■ **GIVEN RECORDS**
^^^^^^^^
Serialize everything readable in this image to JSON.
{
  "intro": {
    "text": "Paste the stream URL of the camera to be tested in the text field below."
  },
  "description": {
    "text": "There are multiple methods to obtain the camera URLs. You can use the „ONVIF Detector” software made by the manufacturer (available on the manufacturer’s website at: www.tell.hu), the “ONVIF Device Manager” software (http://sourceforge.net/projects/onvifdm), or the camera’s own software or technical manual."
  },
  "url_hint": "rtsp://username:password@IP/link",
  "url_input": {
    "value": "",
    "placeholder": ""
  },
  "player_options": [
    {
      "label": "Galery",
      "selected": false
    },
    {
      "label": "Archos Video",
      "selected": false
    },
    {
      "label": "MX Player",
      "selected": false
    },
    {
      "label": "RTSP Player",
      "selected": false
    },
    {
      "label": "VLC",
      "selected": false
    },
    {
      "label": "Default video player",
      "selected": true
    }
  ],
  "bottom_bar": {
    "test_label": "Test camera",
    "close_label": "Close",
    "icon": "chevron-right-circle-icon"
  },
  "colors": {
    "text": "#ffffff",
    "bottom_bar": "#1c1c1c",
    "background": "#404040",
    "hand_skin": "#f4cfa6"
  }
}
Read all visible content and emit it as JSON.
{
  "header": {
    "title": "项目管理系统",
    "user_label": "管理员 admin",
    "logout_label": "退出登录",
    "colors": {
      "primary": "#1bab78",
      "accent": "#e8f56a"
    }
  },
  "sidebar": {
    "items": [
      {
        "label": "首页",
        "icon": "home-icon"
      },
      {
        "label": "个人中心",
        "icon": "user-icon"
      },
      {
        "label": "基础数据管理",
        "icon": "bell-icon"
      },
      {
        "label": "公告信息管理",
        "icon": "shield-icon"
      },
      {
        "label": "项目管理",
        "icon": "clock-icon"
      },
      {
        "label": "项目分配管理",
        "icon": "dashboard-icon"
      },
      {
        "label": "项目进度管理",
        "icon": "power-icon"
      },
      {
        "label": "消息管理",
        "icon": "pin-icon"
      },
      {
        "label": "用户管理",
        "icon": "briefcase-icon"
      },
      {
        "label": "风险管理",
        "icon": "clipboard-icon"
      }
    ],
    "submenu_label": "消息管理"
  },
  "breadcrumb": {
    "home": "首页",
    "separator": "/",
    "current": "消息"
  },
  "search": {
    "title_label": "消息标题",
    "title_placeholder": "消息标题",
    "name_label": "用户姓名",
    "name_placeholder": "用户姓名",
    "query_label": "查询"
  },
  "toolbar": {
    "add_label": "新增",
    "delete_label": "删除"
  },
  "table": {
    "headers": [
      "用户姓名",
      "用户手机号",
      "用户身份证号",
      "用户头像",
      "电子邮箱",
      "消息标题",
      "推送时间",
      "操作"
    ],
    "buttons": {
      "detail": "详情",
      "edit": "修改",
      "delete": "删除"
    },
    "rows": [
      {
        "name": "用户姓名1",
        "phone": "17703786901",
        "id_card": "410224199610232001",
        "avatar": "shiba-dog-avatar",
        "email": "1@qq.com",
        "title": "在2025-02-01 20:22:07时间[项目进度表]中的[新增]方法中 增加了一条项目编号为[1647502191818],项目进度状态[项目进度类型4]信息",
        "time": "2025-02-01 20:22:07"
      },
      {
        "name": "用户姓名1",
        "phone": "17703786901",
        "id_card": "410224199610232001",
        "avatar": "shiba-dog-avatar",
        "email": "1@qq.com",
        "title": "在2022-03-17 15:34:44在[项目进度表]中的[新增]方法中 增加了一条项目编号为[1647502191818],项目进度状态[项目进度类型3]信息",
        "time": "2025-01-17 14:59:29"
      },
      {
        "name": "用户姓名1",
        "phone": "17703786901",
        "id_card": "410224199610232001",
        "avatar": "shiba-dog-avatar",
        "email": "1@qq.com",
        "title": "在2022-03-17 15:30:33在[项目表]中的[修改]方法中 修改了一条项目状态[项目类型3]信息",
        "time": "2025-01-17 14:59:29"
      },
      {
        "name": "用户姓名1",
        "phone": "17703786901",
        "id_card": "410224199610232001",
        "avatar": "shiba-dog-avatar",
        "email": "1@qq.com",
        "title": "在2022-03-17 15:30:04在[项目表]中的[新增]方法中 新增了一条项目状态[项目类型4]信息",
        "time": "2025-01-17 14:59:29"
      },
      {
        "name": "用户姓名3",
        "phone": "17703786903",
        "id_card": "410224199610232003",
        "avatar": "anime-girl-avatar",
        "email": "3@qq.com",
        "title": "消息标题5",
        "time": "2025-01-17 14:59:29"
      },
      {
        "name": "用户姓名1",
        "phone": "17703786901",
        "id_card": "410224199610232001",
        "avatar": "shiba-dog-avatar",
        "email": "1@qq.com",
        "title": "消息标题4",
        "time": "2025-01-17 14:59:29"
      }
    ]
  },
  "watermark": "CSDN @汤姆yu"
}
^^^^^^^^
Please reproduce each line exactly as written.

■ **REPLY**
Serialize everything readable in this image to JSON.
{
  "intro": {
    "text": "Paste the stream URL of the camera to be tested in the text field below."
  },
  "description": {
    "text": "There are multiple methods to obtain the camera URLs. You can use the „ONVIF Detector” software made by the manufacturer (available on the manufacturer’s website at: www.tell.hu), the “ONVIF Device Manager” software (http://sourceforge.net/projects/onvifdm), or the camera’s own software or technical manual."
  },
  "url_hint": "rtsp://username:password@IP/link",
  "url_input": {
    "value": "",
    "placeholder": ""
  },
  "player_options": [
    {
      "label": "Galery",
      "selected": false
    },
    {
      "label": "Archos Video",
      "selected": false
    },
    {
      "label": "MX Player",
      "selected": false
    },
    {
      "label": "RTSP Player",
      "selected": false
    },
    {
      "label": "VLC",
      "selected": false
    },
    {
      "label": "Default video player",
      "selected": true
    }
  ],
  "bottom_bar": {
    "test_label": "Test camera",
    "close_label": "Close",
    "icon": "chevron-right-circle-icon"
  },
  "colors": {
    "text": "#ffffff",
    "bottom_bar": "#1c1c1c",
    "background": "#404040",
    "hand_skin": "#f4cfa6"
  }
}
Read all visible content and emit it as JSON.
{
  "header": {
    "title": "项目管理系统",
    "user_label": "管理员 admin",
    "logout_label": "退出登录",
    "colors": {
      "primary": "#1bab78",
      "accent": "#e8f56a"
    }
  },
  "sidebar": {
    "items": [
      {
        "label": "首页",
        "icon": "home-icon"
      },
      {
        "label": "个人中心",
        "icon": "user-icon"
      },
      {
        "label": "基础数据管理",
        "icon": "bell-icon"
      },
      {
        "label": "公告信息管理",
        "icon": "shield-icon"
      },
      {
        "label": "项目管理",
        "icon": "clock-icon"
      },
      {
        "label": "项目分配管理",
        "icon": "dashboard-icon"
      },
      {
        "label": "项目进度管理",
        "icon": "power-icon"
      },
      {
        "label": "消息管理",
        "icon": "pin-icon"
      },
      {
        "label": "用户管理",
        "icon": "briefcase-icon"
      },
      {
        "label": "风险管理",
        "icon": "clipboard-icon"
      }
    ],
    "submenu_label": "消息管理"
  },
  "breadcrumb": {
    "home": "首页",
    "separator": "/",
    "current": "消息"
  },
  "search": {
    "title_label": "消息标题",
    "title_placeholder": "消息标题",
    "name_label": "用户姓名",
    "name_placeholder": "用户姓名",
    "query_label": "查询"
  },
  "toolbar": {
    "add_label": "新增",
    "delete_label": "删除"
  },
  "table": {
    "headers": [
      "用户姓名",
      "用户手机号",
      "用户身份证号",
      "用户头像",
      "电子邮箱",
      "消息标题",
      "推送时间",
      "操作"
    ],
    "buttons": {
      "detail": "详情",
      "edit": "修改",
      "delete": "删除"
    },
    "rows": [
      {
        "name": "用户姓名1",
        "phone": "17703786901",
        "id_card": "410224199610232001",
        "avatar": "shiba-dog-avatar",
        "email": "1@qq.com",
        "title": "在2025-02-01 20:22:07时间[项目进度表]中的[新增]方法中 增加了一条项目编号为[1647502191818],项目进度状态[项目进度类型4]信息",
        "time": "2025-02-01 20:22:07"
      },
      {
        "name": "用户姓名1",
        "phone": "17703786901",
        "id_card": "410224199610232001",
        "avatar": "shiba-dog-avatar",
        "email": "1@qq.com",
        "title": "在2022-03-17 15:34:44在[项目进度表]中的[新增]方法中 增加了一条项目编号为[1647502191818],项目进度状态[项目进度类型3]信息",
        "time": "2025-01-17 14:59:29"
      },
      {
        "name": "用户姓名1",
        "phone": "17703786901",
        "id_card": "410224199610232001",
        "avatar": "shiba-dog-avatar",
        "email": "1@qq.com",
        "title": "在2022-03-17 15:30:33在[项目表]中的[修改]方法中 修改了一条项目状态[项目类型3]信息",
        "time": "2025-01-17 14:59:29"
      },
      {
        "name": "用户姓名1",
        "phone": "17703786901",
        "id_card": "410224199610232001",
        "avatar": "shiba-dog-avatar",
        "email": "1@qq.com",
        "title": "在2022-03-17 15:30:04在[项目表]中的[新增]方法中 新增了一条项目状态[项目类型4]信息",
        "time": "2025-01-17 14:59:29"
      },
      {
        "name": "用户姓名3",
        "phone": "17703786903",
        "id_card": "410224199610232003",
        "avatar": "anime-girl-avatar",
        "email": "3@qq.com",
        "title": "消息标题5",
        "time": "2025-01-17 14:59:29"
      },
      {
        "name": "用户姓名1",
        "phone": "17703786901",
        "id_card": "410224199610232001",
        "avatar": "shiba-dog-avatar",
        "email": "1@qq.com",
        "title": "消息标题4",
        "time": "2025-01-17 14:59:29"
      }
    ]
  },
  "watermark": "CSDN @汤姆yu"
}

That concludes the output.